(Collected data entries)
---
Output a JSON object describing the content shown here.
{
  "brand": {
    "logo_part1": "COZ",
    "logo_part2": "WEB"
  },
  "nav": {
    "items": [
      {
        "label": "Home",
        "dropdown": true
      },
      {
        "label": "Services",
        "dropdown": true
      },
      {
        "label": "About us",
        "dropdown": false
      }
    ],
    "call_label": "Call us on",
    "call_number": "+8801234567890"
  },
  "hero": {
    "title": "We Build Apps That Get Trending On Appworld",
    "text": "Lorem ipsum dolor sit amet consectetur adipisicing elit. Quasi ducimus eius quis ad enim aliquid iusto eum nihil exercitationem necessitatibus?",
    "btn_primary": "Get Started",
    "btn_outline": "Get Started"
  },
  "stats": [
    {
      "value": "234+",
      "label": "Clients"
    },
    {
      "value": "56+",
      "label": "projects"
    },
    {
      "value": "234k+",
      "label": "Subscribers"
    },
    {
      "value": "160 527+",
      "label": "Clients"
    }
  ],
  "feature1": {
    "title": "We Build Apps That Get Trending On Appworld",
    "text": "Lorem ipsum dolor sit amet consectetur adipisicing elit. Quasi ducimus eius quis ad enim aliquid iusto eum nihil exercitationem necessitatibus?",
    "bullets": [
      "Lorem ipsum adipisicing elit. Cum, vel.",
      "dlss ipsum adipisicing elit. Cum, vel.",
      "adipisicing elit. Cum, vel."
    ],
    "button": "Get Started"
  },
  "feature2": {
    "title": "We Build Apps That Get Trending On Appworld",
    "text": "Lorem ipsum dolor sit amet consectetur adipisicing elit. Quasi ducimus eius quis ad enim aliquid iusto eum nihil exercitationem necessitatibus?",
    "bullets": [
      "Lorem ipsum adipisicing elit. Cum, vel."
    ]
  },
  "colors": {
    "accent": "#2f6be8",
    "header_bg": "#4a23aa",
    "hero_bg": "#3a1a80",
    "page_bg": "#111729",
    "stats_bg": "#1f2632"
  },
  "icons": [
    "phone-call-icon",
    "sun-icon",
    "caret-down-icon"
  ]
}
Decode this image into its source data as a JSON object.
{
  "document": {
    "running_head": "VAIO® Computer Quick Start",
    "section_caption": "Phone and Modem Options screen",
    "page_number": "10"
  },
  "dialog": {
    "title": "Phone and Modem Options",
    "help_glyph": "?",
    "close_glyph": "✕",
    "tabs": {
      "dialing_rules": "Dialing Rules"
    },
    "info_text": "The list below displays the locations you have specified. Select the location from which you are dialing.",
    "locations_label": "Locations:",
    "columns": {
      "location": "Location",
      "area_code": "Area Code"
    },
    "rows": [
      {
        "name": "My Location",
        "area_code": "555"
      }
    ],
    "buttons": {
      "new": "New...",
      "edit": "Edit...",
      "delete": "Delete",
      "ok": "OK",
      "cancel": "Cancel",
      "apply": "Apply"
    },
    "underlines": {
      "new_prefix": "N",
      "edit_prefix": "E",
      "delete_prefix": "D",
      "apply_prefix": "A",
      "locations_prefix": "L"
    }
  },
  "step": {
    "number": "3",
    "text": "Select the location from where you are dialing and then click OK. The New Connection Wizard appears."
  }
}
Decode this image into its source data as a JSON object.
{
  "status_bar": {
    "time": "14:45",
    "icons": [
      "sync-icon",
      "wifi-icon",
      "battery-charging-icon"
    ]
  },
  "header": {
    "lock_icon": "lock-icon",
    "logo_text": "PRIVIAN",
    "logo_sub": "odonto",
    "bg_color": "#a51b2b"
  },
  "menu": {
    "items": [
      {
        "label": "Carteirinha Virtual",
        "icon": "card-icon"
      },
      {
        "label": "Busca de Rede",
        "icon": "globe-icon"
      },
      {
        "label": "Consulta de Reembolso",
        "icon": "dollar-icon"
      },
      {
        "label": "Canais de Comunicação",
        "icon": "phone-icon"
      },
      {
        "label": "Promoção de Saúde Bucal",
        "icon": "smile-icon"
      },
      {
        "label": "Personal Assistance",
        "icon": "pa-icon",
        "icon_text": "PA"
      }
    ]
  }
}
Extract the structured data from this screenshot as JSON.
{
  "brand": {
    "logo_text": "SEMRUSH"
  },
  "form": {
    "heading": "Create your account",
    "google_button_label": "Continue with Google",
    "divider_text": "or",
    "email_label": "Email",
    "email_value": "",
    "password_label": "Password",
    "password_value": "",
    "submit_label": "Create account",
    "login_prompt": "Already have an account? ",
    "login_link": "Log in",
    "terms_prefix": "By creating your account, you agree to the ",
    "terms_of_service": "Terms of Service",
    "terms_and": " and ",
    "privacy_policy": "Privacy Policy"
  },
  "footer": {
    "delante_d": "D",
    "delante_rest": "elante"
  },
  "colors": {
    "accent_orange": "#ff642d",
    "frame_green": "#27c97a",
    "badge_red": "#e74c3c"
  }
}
---
▸ BRIEF: Quote all the records exactly, please, leaving none out.

▸ THE OUTPUT:
Output a JSON object describing the content shown here.
{
  "brand": {
    "logo_part1": "COZ",
    "logo_part2": "WEB"
  },
  "nav": {
    "items": [
      {
        "label": "Home",
        "dropdown": true
      },
      {
        "label": "Services",
        "dropdown": true
      },
      {
        "label": "About us",
        "dropdown": false
      }
    ],
    "call_label": "Call us on",
    "call_number": "+8801234567890"
  },
  "hero": {
    "title": "We Build Apps That Get Trending On Appworld",
    "text": "Lorem ipsum dolor sit amet consectetur adipisicing elit. Quasi ducimus eius quis ad enim aliquid iusto eum nihil exercitationem necessitatibus?",
    "btn_primary": "Get Started",
    "btn_outline": "Get Started"
  },
  "stats": [
    {
      "value": "234+",
      "label": "Clients"
    },
    {
      "value": "56+",
      "label": "projects"
    },
    {
      "value": "234k+",
      "label": "Subscribers"
    },
    {
      "value": "160 527+",
      "label": "Clients"
    }
  ],
  "feature1": {
    "title": "We Build Apps That Get Trending On Appworld",
    "text": "Lorem ipsum dolor sit amet consectetur adipisicing elit. Quasi ducimus eius quis ad enim aliquid iusto eum nihil exercitationem necessitatibus?",
    "bullets": [
      "Lorem ipsum adipisicing elit. Cum, vel.",
      "dlss ipsum adipisicing elit. Cum, vel.",
      "adipisicing elit. Cum, vel."
    ],
    "button": "Get Started"
  },
  "feature2": {
    "title": "We Build Apps That Get Trending On Appworld",
    "text": "Lorem ipsum dolor sit amet consectetur adipisicing elit. Quasi ducimus eius quis ad enim aliquid iusto eum nihil exercitationem necessitatibus?",
    "bullets": [
      "Lorem ipsum adipisicing elit. Cum, vel."
    ]
  },
  "colors": {
    "accent": "#2f6be8",
    "header_bg": "#4a23aa",
    "hero_bg": "#3a1a80",
    "page_bg": "#111729",
    "stats_bg": "#1f2632"
  },
  "icons": [
    "phone-call-icon",
    "sun-icon",
    "caret-down-icon"
  ]
}
Decode this image into its source data as a JSON object.
{
  "document": {
    "running_head": "VAIO® Computer Quick Start",
    "section_caption": "Phone and Modem Options screen",
    "page_number": "10"
  },
  "dialog": {
    "title": "Phone and Modem Options",
    "help_glyph": "?",
    "close_glyph": "✕",
    "tabs": {
      "dialing_rules": "Dialing Rules"
    },
    "info_text": "The list below displays the locations you have specified. Select the location from which you are dialing.",
    "locations_label": "Locations:",
    "columns": {
      "location": "Location",
      "area_code": "Area Code"
    },
    "rows": [
      {
        "name": "My Location",
        "area_code": "555"
      }
    ],
    "buttons": {
      "new": "New...",
      "edit": "Edit...",
      "delete": "Delete",
      "ok": "OK",
      "cancel": "Cancel",
      "apply": "Apply"
    },
    "underlines": {
      "new_prefix": "N",
      "edit_prefix": "E",
      "delete_prefix": "D",
      "apply_prefix": "A",
      "locations_prefix": "L"
    }
  },
  "step": {
    "number": "3",
    "text": "Select the location from where you are dialing and then click OK. The New Connection Wizard appears."
  }
}
Decode this image into its source data as a JSON object.
{
  "status_bar": {
    "time": "14:45",
    "icons": [
      "sync-icon",
      "wifi-icon",
      "battery-charging-icon"
    ]
  },
  "header": {
    "lock_icon": "lock-icon",
    "logo_text": "PRIVIAN",
    "logo_sub": "odonto",
    "bg_color": "#a51b2b"
  },
  "menu": {
    "items": [
      {
        "label": "Carteirinha Virtual",
        "icon": "card-icon"
      },
      {
        "label": "Busca de Rede",
        "icon": "globe-icon"
      },
      {
        "label": "Consulta de Reembolso",
        "icon": "dollar-icon"
      },
      {
        "label": "Canais de Comunicação",
        "icon": "phone-icon"
      },
      {
        "label": "Promoção de Saúde Bucal",
        "icon": "smile-icon"
      },
      {
        "label": "Personal Assistance",
        "icon": "pa-icon",
        "icon_text": "PA"
      }
    ]
  }
}
Extract the structured data from this screenshot as JSON.
{
  "brand": {
    "logo_text": "SEMRUSH"
  },
  "form": {
    "heading": "Create your account",
    "google_button_label": "Continue with Google",
    "divider_text": "or",
    "email_label": "Email",
    "email_value": "",
    "password_label": "Password",
    "password_value": "",
    "submit_label": "Create account",
    "login_prompt": "Already have an account? ",
    "login_link": "Log in",
    "terms_prefix": "By creating your account, you agree to the ",
    "terms_of_service": "Terms of Service",
    "terms_and": " and ",
    "privacy_policy": "Privacy Policy"
  },
  "footer": {
    "delante_d": "D",
    "delante_rest": "elante"
  },
  "colors": {
    "accent_orange": "#ff642d",
    "frame_green": "#27c97a",
    "badge_red": "#e74c3c"
  }
}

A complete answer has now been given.